| Given instruction |
Locate the lines of the listing below that hold "title", then copy each of them.

[Records that describe figures]
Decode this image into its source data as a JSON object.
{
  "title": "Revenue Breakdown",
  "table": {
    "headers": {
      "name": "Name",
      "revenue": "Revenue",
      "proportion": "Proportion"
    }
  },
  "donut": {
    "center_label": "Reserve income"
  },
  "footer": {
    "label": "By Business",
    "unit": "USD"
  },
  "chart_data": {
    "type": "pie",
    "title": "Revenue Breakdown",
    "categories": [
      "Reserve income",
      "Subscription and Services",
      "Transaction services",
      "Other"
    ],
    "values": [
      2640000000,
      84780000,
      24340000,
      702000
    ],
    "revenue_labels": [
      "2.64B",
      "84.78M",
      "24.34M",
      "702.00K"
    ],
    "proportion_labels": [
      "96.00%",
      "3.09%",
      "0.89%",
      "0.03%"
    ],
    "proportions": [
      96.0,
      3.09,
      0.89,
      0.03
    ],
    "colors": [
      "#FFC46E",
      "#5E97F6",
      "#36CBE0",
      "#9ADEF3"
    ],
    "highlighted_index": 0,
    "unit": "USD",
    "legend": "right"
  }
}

| Solution |
  "title": "Revenue Breakdown",
    "title": "Revenue Breakdown",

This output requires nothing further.